-- Source extract follows --

Fad Diets Are Not Healthy

Most physicians advise their overweight and obese patients to lose weight because it is the healthy thing to do. Being overweight greatly increases your risk for diabetes, cardiovascular disease, and a host of other health problems. This is the most compelling reason to avoid fad diets that promise miracles. They are not healthy. While you may initially lose the weight for a temporary period, these plans jeopardize your health in other ways by depriving your body of vital nutrients, potentially resulting in chemical imbalances that can be dangerous. For example, one such diet dictates that you eat a large amount of proteins and fats and few or no carbohydrates. Since you are not providing your body with carbohydrates that it can metabolize for energy, it is forced into a metabolic state known as ketosis, in which it must burn its own fat stores as an alternative energy source. While this is the body's normal response to carbohydrate deprivation, it is not how the body should normally work. In fact, ketosis is a milder form of ketoacidosis, a condition that is life-threatening in diabetics.  

Don't Crash and Burn

Some fad diets require either a severe restriction in food intake or fasting altogether for a period of time. Others call for eliminating entire food groups. These crash diets all make lofty promises of rapid weight loss. If you follow their rules, you will likely lose the weight. Then, two things happen. First, you feel tired, irritated, and hungry because the foods that they allow are not nutritionally complete and balanced and the amounts may be insufficient for feeling satiated. Secondly, you realize that you do not like feeling tired, irritated, and hungry, and so you fall off of the wagon. This leads to returning to your old eating habits that caused you to become overweight in the first place, and you pack the pounds right back on. In fact, because your body's metabolism has been altered, you may even gain more weight at a faster rate. Repeated weight loss followed by weight gain over the longterm is known as weight cycling, or yo-yo dieting, and it poses risks to your health. To avoid this scenario of failure, avoid the following types of fad diets:

  • Any diet that calls for fasting or detoxing
  • Any diet that shuns whole food groups, such as carbohydrates
  • Any diet that purports that you will lose weight by consuming only one food, such as cabbage soup or leek soup, for a period of consecutive days
  • Any diet that restricts caloric intake to near starvation levels for a period of consecutive days

You should also think twice about diet plans that provide you with approved prepared meals unless you are confident that you can learn to duplicate such meals on your own once the diet program has concluded. Avoid any diet that does not teach you the lifestyle changes that you need to make and adopt as sustainable lifelong habits.

-- Source extract concluded --
-- Recorded data follows --

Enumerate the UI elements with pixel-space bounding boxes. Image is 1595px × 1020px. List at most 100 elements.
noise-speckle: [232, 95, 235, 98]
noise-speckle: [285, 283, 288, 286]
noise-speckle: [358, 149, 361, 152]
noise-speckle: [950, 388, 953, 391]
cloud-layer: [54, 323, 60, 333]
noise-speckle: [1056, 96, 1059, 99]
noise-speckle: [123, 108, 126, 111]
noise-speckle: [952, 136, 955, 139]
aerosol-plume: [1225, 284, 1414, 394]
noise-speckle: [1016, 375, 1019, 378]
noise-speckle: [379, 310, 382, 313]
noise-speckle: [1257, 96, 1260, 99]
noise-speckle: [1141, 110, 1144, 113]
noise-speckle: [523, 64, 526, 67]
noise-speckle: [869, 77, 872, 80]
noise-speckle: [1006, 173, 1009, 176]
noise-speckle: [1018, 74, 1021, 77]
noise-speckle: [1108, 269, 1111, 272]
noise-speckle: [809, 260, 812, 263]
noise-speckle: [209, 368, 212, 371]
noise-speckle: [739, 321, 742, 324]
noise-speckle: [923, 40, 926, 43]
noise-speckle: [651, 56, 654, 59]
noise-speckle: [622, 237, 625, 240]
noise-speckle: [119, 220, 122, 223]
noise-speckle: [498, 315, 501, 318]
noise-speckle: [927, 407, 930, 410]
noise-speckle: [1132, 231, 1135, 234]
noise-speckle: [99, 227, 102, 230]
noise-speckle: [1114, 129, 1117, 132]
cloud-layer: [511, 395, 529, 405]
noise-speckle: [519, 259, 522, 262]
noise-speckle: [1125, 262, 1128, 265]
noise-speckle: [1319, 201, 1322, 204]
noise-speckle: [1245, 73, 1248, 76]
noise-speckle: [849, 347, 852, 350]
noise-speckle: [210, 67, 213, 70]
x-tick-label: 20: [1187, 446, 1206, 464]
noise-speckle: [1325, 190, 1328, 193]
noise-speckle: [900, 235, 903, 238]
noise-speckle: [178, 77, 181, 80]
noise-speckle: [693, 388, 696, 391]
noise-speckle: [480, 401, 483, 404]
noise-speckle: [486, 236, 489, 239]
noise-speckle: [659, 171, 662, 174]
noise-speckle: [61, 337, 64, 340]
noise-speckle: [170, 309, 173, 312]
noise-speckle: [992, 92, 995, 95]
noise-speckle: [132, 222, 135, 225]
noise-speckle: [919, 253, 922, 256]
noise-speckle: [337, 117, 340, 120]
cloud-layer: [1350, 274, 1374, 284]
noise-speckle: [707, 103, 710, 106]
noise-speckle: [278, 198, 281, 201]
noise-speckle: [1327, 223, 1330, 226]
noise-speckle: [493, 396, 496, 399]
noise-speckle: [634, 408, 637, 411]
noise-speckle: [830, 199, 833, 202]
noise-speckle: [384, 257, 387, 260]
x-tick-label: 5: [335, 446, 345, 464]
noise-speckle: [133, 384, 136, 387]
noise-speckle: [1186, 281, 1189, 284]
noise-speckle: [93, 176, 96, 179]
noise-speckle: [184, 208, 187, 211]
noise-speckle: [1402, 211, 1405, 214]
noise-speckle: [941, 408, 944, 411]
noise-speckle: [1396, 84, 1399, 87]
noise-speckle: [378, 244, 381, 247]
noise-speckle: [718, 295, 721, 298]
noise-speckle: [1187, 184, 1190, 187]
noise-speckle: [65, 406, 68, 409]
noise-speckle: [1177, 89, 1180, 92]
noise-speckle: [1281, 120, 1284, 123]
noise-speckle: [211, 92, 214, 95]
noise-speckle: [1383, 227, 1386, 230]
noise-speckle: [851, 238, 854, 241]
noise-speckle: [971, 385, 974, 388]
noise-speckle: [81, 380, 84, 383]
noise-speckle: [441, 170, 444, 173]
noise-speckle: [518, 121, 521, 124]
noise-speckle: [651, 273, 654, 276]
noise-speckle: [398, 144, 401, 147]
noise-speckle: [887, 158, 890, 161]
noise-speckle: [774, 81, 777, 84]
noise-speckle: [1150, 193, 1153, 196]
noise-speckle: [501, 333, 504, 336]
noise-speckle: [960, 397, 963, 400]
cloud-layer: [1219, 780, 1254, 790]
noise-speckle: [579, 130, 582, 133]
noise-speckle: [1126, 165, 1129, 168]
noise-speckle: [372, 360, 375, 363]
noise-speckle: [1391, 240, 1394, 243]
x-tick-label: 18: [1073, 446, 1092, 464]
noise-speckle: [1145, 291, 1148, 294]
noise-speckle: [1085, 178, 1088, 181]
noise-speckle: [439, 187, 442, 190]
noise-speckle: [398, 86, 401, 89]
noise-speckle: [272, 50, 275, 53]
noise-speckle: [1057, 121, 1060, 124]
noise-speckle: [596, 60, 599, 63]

-- Recorded data concluded --

* _Work item_: Could you pick up the article on fad diets after its last sentence and carry it on from there?

* _Output of the task_:
Lifestyle Blue Print for Life

Exercise is only one part of the fitness equation, and healthy nutrition is another crucial component. Instead of seeking out a formal diet plan, adopt a meal plan of healthy eating that you will use as a guideline for the rest of your life. Achieving your weight loss goals is absolutely possible, but safe weight loss must be accomplished at a slow and steady rate of one-half to two pounds per week while learning to permanently follow these lifestyle habits:

  • Focus less on how many calories you consume and more on the quality of foods you choose.
  • Choose a meal plan that includes lean proteins, complex carbohydrates and healthy fats, and learn to love vegetables. Eat four to six meals each day.
  • Drink plenty of water throughout the day to maintain good hydration. As a general rule, divide your weight in half and drink the resulting number of ounces per day.
  • Engage in exercise five days each week for 30 to 60 minutes. Vary your physical fitness activities from day to day to avoid monotony and muscle injury.
  • Commit to getting seven to nine hours of sleep each night so that your body can rest and rejuvenate.

It takes time to embrace new good habits, but you have the power to kick bad habits to the curb right away. Sustainable weight loss and lifelong optimal health is the result of focus, dedication, and hard work. It means doing some things that you may hate initially to gain the body that you will love for life.